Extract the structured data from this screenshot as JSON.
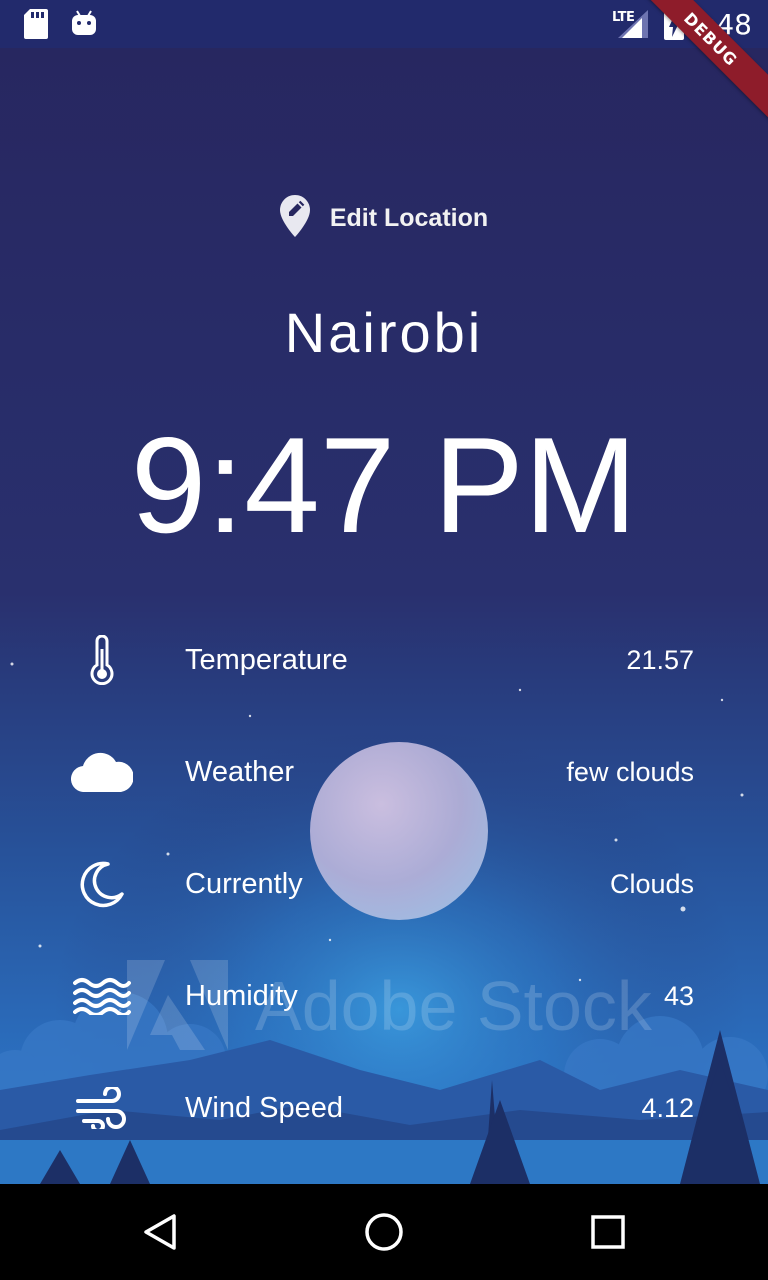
{
  "status_bar": {
    "time": "7:48",
    "network": "LTE",
    "icons": [
      "sd-card-icon",
      "android-icon",
      "signal-icon",
      "battery-charging-icon"
    ]
  },
  "debug_banner": "DEBUG",
  "edit_location": {
    "label": "Edit Location",
    "icon": "location-edit-icon"
  },
  "city": "Nairobi",
  "time": "9:47 PM",
  "watermark_text": "Adobe Stock",
  "stats": [
    {
      "label": "Temperature",
      "value": "21.57",
      "icon": "thermometer-icon"
    },
    {
      "label": "Weather",
      "value": "few clouds",
      "icon": "cloud-icon"
    },
    {
      "label": "Currently",
      "value": "Clouds",
      "icon": "moon-icon"
    },
    {
      "label": "Humidity",
      "value": "43",
      "icon": "humidity-waves-icon"
    },
    {
      "label": "Wind Speed",
      "value": "4.12",
      "icon": "wind-icon"
    }
  ],
  "nav": [
    "back-icon",
    "home-icon",
    "recents-icon"
  ],
  "colors": {
    "sky_top": "#27265f",
    "sky_bottom": "#2a6cc0",
    "status_bar": "#222a6c",
    "debug_banner": "#8e1c2a",
    "moon": "#c9c6e6"
  }
}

-----

**WHAT IS NEEDED:**
Without the pictures, output the full listing exactly as it stands.

**OUTPUT OF THE EXERCISE:**
Extract the structured data from this screenshot as JSON.
{
  "status_bar": {
    "time": "7:48",
    "network": "LTE",
    "icons": [
      "sd-card-icon",
      "android-icon",
      "signal-icon",
      "battery-charging-icon"
    ]
  },
  "debug_banner": "DEBUG",
  "edit_location": {
    "label": "Edit Location",
    "icon": "location-edit-icon"
  },
  "city": "Nairobi",
  "time": "9:47 PM",
  "watermark_text": "Adobe Stock",
  "stats": [
    {
      "label": "Temperature",
      "value": "21.57",
      "icon": "thermometer-icon"
    },
    {
      "label": "Weather",
      "value": "few clouds",
      "icon": "cloud-icon"
    },
    {
      "label": "Currently",
      "value": "Clouds",
      "icon": "moon-icon"
    },
    {
      "label": "Humidity",
      "value": "43",
      "icon": "humidity-waves-icon"
    },
    {
      "label": "Wind Speed",
      "value": "4.12",
      "icon": "wind-icon"
    }
  ],
  "nav": [
    "back-icon",
    "home-icon",
    "recents-icon"
  ],
  "colors": {
    "sky_top": "#27265f",
    "sky_bottom": "#2a6cc0",
    "status_bar": "#222a6c",
    "debug_banner": "#8e1c2a",
    "moon": "#c9c6e6"
  }
}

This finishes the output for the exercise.